-- START Data excerpts --

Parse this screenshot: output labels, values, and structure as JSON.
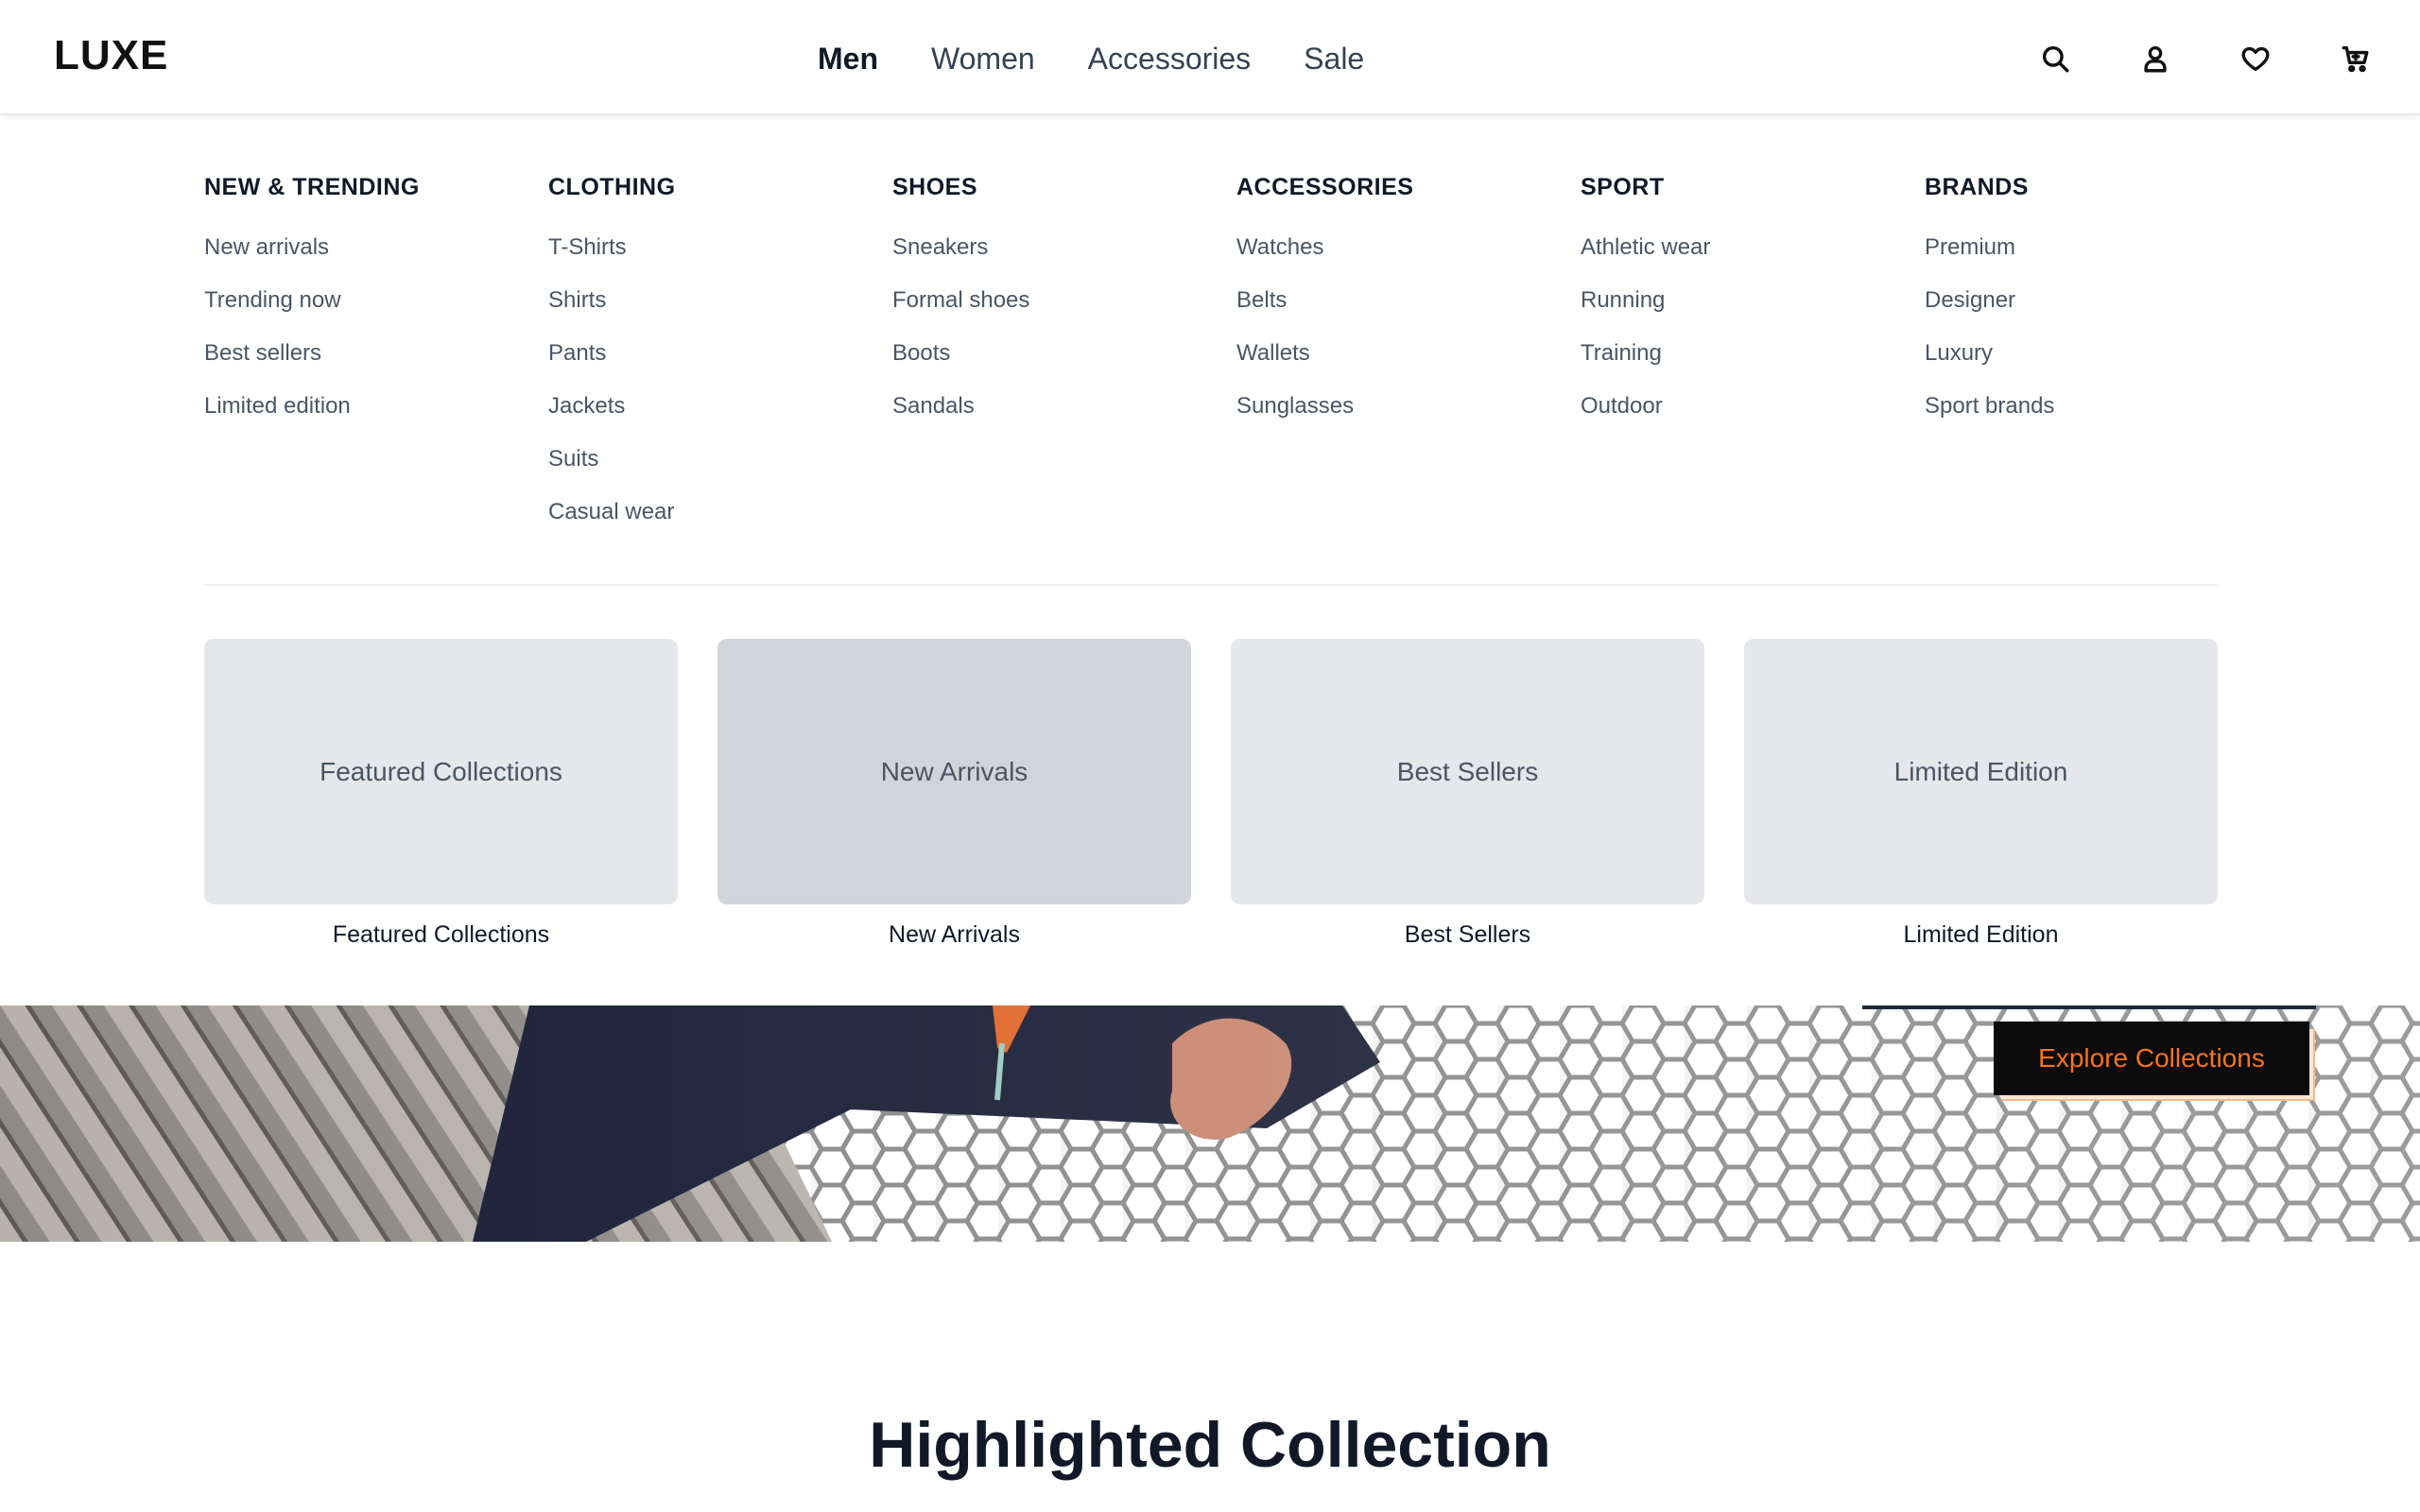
{
  "header": {
    "logo": "LUXE",
    "nav": [
      "Men",
      "Women",
      "Accessories",
      "Sale"
    ],
    "active_nav": "Men",
    "icons": [
      "search-icon",
      "user-icon",
      "heart-icon",
      "cart-icon"
    ]
  },
  "mega_menu": {
    "columns": [
      {
        "title": "NEW & TRENDING",
        "items": [
          "New arrivals",
          "Trending now",
          "Best sellers",
          "Limited edition"
        ]
      },
      {
        "title": "CLOTHING",
        "items": [
          "T-Shirts",
          "Shirts",
          "Pants",
          "Jackets",
          "Suits",
          "Casual wear"
        ]
      },
      {
        "title": "SHOES",
        "items": [
          "Sneakers",
          "Formal shoes",
          "Boots",
          "Sandals"
        ]
      },
      {
        "title": "ACCESSORIES",
        "items": [
          "Watches",
          "Belts",
          "Wallets",
          "Sunglasses"
        ]
      },
      {
        "title": "SPORT",
        "items": [
          "Athletic wear",
          "Running",
          "Training",
          "Outdoor"
        ]
      },
      {
        "title": "BRANDS",
        "items": [
          "Premium",
          "Designer",
          "Luxury",
          "Sport brands"
        ]
      }
    ],
    "cards": [
      {
        "label": "Featured Collections",
        "caption": "Featured Collections"
      },
      {
        "label": "New Arrivals",
        "caption": "New Arrivals"
      },
      {
        "label": "Best Sellers",
        "caption": "Best Sellers"
      },
      {
        "label": "Limited Edition",
        "caption": "Limited Edition"
      }
    ]
  },
  "hero": {
    "button_label": "Explore Collections"
  },
  "section": {
    "title": "Highlighted Collection"
  },
  "colors": {
    "accent": "#f97316",
    "text": "#111827",
    "muted": "#4b5563",
    "card_bg": "#e5e7eb",
    "card_hover_bg": "#d1d5db"
  }
}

-- END Data excerpts --

Task instructions: Reproduce the whole listing exactly, but not the images in it.

Solved exercise:
Parse this screenshot: output labels, values, and structure as JSON.
{
  "header": {
    "logo": "LUXE",
    "nav": [
      "Men",
      "Women",
      "Accessories",
      "Sale"
    ],
    "active_nav": "Men",
    "icons": [
      "search-icon",
      "user-icon",
      "heart-icon",
      "cart-icon"
    ]
  },
  "mega_menu": {
    "columns": [
      {
        "title": "NEW & TRENDING",
        "items": [
          "New arrivals",
          "Trending now",
          "Best sellers",
          "Limited edition"
        ]
      },
      {
        "title": "CLOTHING",
        "items": [
          "T-Shirts",
          "Shirts",
          "Pants",
          "Jackets",
          "Suits",
          "Casual wear"
        ]
      },
      {
        "title": "SHOES",
        "items": [
          "Sneakers",
          "Formal shoes",
          "Boots",
          "Sandals"
        ]
      },
      {
        "title": "ACCESSORIES",
        "items": [
          "Watches",
          "Belts",
          "Wallets",
          "Sunglasses"
        ]
      },
      {
        "title": "SPORT",
        "items": [
          "Athletic wear",
          "Running",
          "Training",
          "Outdoor"
        ]
      },
      {
        "title": "BRANDS",
        "items": [
          "Premium",
          "Designer",
          "Luxury",
          "Sport brands"
        ]
      }
    ],
    "cards": [
      {
        "label": "Featured Collections",
        "caption": "Featured Collections"
      },
      {
        "label": "New Arrivals",
        "caption": "New Arrivals"
      },
      {
        "label": "Best Sellers",
        "caption": "Best Sellers"
      },
      {
        "label": "Limited Edition",
        "caption": "Limited Edition"
      }
    ]
  },
  "hero": {
    "button_label": "Explore Collections"
  },
  "section": {
    "title": "Highlighted Collection"
  },
  "colors": {
    "accent": "#f97316",
    "text": "#111827",
    "muted": "#4b5563",
    "card_bg": "#e5e7eb",
    "card_hover_bg": "#d1d5db"
  }
}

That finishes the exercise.